▸ **Problem**: Return each line of the listing that contains the string "colorization".
[Begin Source data]
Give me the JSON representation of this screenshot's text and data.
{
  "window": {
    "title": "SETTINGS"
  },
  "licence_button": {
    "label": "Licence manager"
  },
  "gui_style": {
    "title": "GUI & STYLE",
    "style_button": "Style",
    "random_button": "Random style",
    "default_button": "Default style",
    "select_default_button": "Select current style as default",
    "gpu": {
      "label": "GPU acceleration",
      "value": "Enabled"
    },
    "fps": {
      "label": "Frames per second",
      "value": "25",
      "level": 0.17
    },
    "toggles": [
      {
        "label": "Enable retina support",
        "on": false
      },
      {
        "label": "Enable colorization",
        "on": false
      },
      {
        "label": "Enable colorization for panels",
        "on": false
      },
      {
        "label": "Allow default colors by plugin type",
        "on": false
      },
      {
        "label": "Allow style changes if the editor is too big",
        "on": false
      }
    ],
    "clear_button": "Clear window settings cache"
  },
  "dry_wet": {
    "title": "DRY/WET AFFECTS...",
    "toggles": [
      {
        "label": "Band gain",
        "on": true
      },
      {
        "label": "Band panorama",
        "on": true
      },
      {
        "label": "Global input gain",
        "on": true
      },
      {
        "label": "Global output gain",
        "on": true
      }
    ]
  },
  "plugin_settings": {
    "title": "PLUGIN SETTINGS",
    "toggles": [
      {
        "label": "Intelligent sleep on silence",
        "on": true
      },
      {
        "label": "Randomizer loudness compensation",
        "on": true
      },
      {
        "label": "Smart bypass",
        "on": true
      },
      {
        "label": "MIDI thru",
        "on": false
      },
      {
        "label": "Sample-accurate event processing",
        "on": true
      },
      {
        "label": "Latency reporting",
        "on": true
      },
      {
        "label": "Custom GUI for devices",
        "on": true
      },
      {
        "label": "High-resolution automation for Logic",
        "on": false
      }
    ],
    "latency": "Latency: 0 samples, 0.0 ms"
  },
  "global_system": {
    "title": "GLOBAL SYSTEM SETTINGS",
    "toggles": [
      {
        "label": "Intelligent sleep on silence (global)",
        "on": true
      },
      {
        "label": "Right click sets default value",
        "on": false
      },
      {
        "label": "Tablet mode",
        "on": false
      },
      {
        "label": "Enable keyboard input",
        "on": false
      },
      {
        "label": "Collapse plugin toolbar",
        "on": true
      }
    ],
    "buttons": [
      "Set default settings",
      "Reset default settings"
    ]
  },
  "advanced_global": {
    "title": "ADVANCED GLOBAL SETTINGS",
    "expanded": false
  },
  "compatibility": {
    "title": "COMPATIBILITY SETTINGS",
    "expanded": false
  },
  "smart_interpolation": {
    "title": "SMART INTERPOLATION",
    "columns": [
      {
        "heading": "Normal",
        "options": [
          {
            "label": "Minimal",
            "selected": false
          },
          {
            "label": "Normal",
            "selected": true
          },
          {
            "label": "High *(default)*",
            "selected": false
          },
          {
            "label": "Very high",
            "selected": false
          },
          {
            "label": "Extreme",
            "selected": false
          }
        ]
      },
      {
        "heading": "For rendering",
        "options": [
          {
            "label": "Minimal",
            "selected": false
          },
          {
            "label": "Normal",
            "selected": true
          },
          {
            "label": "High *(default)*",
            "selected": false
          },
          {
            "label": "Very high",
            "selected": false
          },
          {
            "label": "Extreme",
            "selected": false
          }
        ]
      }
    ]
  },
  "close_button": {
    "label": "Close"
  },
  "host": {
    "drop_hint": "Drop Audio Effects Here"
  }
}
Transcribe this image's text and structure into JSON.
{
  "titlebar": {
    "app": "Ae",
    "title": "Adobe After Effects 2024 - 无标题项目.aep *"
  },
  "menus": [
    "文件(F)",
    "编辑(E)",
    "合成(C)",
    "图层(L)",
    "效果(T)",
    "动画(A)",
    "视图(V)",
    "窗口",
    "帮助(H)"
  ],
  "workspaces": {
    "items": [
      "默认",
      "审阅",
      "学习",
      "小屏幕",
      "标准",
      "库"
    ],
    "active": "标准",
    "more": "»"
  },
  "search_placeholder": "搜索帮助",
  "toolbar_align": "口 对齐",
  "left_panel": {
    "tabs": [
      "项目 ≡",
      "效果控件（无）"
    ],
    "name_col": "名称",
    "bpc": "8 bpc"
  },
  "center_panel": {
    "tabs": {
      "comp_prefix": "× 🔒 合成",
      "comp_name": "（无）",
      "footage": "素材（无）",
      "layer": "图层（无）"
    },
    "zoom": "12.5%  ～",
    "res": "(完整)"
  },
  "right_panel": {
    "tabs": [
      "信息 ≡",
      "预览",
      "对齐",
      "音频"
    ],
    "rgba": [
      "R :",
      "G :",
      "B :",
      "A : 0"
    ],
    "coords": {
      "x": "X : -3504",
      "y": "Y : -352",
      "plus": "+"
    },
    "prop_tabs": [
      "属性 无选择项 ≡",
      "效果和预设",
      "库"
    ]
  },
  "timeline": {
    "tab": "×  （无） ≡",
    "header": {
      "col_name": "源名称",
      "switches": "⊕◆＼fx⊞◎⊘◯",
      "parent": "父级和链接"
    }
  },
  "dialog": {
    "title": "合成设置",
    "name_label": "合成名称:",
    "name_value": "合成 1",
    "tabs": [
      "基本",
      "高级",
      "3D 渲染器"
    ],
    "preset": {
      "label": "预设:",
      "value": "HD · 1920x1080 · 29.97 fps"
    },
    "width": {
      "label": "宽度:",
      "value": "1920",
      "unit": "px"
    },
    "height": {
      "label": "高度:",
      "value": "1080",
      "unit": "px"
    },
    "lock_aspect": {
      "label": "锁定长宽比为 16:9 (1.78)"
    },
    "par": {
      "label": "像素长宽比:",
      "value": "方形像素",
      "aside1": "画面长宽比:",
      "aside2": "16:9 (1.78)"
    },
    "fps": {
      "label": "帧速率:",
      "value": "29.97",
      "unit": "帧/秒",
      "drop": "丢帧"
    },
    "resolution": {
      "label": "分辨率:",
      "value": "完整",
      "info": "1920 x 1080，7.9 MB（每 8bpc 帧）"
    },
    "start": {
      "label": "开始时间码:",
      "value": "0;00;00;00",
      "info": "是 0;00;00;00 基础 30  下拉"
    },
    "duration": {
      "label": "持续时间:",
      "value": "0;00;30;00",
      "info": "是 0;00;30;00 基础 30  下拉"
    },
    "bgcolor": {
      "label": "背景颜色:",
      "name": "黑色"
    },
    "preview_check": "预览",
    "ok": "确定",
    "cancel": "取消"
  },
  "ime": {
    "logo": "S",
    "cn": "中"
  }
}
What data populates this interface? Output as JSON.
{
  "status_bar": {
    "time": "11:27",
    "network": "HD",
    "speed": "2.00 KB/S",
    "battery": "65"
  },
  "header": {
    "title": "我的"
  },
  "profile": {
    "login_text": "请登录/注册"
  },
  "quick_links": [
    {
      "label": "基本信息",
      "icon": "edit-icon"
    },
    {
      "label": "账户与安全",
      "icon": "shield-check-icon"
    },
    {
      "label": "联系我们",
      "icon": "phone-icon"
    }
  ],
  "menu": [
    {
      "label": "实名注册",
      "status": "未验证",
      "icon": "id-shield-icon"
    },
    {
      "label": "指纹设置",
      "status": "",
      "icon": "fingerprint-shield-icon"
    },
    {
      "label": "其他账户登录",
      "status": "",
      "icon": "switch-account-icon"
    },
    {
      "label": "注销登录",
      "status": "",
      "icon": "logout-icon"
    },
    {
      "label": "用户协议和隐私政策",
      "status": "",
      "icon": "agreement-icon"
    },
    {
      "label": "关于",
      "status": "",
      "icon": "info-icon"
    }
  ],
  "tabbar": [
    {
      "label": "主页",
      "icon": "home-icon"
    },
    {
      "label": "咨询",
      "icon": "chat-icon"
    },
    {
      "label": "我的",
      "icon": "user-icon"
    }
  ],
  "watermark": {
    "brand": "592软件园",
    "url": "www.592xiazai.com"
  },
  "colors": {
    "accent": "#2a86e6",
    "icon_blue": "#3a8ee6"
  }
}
[End Source data]
▸ **Task solution**:
        "label": "Enable colorization",
        "label": "Enable colorization for panels",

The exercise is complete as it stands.